TASKS TO CARRY OUT -
[1] In the text about Oliver Lodge, at which university was he Professor of Physics?
[2] Do these statements agree with the text about Oliver Lodge? For each, answer yes or no and quote the deciding words. (a) Lodge was Principal of the University of Birmingham. (b) Lodge intends to discuss the available evidence for survival in this volume. (c) Lodge sent a radio message after Marconi did.
[3] Continue the essay on the possibility of survival from a scientific point of view, starting after its final sentence.

TEXT -
_ _ _ _
ARTICLES

Sir Oliver Lodge

Sir Oliver Lodge FRS

President of the Radio Society, Physical Society, British Society, Society for Psychical Research and Rontgen Society. Professor of Physics in the University of Liverpool, Principal of the University of Birmingham. Knighted. Sent a radio message one year before Marconi.

The Possibility of Survival from a Scientific Point of View

 - Oliver Lodge -

          I SHOULD not have known the truth about the friendly co-operation of a spiritual world - existing under conditions beyond our normal perception - had I not received indubitable proof of the persistent continuity of individual personal existence. The survival of personality is therefore a theme which is bound to ran as a guiding thread through most of these chapters, though I do not think it necessary in this volume to discuss the available evidence; nor need I assume that my readers are similarly acquainted with the facts and equally convinced.
_ _ _ _
MATERIAL PROVIDED -
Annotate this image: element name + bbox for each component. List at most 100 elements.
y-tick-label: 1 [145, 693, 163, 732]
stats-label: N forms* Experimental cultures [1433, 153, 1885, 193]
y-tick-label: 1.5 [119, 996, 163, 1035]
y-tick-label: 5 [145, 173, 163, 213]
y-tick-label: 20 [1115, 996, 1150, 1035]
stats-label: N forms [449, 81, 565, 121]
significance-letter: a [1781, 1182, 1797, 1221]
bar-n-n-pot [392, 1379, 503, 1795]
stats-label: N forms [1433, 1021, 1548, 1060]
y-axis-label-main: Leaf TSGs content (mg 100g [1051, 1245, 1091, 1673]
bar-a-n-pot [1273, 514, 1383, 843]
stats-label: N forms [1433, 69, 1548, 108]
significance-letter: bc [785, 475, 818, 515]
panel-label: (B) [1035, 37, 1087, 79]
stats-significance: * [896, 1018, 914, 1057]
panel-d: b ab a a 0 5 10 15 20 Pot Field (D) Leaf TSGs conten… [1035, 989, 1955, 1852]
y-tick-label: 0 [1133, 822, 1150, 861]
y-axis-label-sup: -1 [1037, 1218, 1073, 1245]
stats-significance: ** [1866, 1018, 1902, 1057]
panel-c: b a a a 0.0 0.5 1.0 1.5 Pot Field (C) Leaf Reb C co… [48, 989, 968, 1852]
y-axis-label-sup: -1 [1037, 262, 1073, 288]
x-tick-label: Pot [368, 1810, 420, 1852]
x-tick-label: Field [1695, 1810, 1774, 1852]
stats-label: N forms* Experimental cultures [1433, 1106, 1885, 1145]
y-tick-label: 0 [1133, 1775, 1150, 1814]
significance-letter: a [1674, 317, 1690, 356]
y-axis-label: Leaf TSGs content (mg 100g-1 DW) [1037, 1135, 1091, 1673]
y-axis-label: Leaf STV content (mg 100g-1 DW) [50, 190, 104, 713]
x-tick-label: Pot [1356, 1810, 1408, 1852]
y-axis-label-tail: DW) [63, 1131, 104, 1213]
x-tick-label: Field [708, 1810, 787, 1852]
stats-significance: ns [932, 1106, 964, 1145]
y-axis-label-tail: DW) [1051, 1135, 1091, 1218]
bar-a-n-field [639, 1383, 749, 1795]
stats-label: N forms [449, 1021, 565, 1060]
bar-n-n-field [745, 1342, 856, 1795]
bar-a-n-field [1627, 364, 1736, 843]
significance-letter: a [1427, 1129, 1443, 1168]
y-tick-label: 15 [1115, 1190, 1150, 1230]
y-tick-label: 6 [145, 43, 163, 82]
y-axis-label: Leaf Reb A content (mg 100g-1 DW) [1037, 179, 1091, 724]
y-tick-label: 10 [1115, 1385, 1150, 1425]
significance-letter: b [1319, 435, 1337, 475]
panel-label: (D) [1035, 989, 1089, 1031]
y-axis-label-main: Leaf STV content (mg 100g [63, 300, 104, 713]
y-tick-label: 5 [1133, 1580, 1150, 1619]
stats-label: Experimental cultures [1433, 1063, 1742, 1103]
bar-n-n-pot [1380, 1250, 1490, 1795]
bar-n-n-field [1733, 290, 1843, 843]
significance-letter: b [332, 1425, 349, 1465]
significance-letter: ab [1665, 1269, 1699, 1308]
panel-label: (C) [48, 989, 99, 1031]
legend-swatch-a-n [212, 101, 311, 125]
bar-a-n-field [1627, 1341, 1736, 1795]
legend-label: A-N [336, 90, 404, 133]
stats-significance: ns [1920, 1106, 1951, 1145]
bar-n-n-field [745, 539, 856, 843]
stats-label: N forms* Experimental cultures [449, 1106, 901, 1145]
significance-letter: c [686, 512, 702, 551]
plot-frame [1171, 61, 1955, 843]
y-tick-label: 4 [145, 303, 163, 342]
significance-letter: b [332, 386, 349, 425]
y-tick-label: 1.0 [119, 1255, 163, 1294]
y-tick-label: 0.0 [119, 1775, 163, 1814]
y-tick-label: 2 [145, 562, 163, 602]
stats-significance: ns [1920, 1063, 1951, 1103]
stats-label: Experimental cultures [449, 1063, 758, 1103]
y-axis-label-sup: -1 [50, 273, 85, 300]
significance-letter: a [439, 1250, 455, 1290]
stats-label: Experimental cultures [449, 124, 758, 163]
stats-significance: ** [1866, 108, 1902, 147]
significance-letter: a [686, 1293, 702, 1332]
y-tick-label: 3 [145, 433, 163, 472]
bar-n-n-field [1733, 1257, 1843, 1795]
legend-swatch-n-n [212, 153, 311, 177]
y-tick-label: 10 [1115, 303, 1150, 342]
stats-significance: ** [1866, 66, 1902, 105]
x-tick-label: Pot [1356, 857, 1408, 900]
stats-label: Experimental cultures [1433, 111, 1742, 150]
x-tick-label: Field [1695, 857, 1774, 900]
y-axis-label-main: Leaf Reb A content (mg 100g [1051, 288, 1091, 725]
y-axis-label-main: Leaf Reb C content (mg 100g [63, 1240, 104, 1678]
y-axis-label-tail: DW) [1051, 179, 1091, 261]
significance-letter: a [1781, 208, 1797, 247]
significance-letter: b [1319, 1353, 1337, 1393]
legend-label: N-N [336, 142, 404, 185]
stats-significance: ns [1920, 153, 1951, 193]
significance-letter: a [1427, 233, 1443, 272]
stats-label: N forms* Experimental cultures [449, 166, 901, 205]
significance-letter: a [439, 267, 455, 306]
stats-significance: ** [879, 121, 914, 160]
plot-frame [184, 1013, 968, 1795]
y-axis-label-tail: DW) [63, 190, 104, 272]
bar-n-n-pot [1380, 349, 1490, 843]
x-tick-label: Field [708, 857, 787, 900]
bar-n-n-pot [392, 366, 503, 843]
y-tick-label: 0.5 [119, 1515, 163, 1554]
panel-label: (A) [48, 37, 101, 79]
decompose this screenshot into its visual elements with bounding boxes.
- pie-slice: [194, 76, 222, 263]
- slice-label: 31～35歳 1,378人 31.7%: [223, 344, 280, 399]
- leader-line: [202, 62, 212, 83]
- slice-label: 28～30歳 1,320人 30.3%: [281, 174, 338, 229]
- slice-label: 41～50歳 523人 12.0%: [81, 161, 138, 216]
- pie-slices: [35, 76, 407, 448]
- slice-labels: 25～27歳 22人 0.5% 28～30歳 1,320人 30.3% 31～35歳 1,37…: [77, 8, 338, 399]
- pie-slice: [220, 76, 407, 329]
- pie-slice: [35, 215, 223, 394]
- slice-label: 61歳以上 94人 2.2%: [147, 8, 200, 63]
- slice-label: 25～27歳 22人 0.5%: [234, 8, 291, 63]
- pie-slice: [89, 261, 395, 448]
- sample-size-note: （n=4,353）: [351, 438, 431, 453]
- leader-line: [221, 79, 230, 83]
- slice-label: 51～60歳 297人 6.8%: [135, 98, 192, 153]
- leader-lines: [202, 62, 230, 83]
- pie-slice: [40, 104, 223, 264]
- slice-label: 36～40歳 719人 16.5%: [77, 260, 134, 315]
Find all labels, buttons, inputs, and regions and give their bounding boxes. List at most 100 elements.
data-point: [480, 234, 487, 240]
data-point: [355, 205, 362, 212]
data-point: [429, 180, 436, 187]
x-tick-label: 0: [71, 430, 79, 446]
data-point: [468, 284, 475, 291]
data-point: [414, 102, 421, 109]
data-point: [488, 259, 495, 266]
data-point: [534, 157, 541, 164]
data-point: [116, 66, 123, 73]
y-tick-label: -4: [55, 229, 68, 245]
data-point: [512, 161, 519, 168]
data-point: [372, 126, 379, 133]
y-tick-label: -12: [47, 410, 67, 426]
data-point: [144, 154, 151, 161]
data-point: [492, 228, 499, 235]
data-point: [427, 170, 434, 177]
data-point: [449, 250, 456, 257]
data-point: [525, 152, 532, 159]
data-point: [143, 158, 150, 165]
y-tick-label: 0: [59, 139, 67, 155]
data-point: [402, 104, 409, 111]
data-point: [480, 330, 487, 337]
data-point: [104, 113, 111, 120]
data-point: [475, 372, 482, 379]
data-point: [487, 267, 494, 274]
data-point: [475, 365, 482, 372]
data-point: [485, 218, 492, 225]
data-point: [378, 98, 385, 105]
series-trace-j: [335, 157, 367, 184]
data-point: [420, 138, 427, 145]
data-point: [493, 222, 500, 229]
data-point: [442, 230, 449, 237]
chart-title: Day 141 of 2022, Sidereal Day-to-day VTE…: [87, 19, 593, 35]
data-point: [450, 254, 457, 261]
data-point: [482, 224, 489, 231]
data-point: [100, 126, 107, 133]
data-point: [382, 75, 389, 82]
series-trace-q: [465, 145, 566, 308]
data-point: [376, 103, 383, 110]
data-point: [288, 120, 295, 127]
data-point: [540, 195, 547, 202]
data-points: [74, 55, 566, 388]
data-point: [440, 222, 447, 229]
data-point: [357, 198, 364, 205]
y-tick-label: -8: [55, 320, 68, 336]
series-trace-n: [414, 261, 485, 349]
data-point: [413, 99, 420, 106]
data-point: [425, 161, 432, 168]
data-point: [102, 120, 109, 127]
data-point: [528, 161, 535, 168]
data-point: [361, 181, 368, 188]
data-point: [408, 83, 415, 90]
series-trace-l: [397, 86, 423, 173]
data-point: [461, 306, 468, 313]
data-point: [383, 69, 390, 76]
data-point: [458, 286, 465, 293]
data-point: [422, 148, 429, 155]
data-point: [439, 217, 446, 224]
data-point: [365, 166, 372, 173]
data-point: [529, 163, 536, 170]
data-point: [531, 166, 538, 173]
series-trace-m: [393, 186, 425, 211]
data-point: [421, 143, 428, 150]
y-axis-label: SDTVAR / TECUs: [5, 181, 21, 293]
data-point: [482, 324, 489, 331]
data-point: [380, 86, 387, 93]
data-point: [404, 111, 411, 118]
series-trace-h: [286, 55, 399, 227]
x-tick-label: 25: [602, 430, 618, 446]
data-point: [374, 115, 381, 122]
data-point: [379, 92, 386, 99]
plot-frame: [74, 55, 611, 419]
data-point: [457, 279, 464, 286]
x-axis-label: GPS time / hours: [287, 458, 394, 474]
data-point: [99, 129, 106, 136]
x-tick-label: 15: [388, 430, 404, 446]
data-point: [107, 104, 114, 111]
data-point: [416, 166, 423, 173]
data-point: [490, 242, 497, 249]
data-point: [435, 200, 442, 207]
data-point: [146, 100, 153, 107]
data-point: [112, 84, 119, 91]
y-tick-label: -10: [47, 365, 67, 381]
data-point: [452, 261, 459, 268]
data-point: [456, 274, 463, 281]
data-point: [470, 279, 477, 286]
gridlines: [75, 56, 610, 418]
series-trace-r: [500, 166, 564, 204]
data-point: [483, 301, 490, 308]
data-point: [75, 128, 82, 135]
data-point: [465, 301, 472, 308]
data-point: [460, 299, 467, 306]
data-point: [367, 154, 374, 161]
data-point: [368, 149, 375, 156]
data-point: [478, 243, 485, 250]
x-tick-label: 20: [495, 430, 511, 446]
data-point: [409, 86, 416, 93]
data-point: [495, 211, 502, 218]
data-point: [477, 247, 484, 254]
_ _ _ _
ANSWER LIST -
[1] The University of Liverpool.

[2]
(a) Yes: "Principal of the University of Birmingham."
(b) No: "I do not think it necessary in this volume to discuss the available evidence"
(c) No: "Sent a radio message one year before Marconi."

[3]
The hesitating attraction which some people feel for the subject of what is often called spirit communication, and the instinctive dislike or repulsion which others feel for the same subject, is due partly to the influence of surroundings, and partly to the general attitude of the community in which they live. If ever the facts became generally accepted by scientific men, the attitude of the public would be gradually changed; religious people also would without insuperable difficulty adjust their views to acceptance of phenomena generally agreed upon, as they have already done in connection with the at first heterodox discoveries of astronomers, geologists, and biologists. But as long as scientific acceptance is limited to a comparatively few individuals here and there, the general public if uninstructed do well to be cautious, and to wait for a clearer consensus of opinion among those presumably best qualified to judge of reality. For science is or ought to be a study of reality wherever it is to be found, independent of any conclusions or consequences that may be drawn from it, and irrespective of any influence that the spread of knowledge may exert upon human life and conduct.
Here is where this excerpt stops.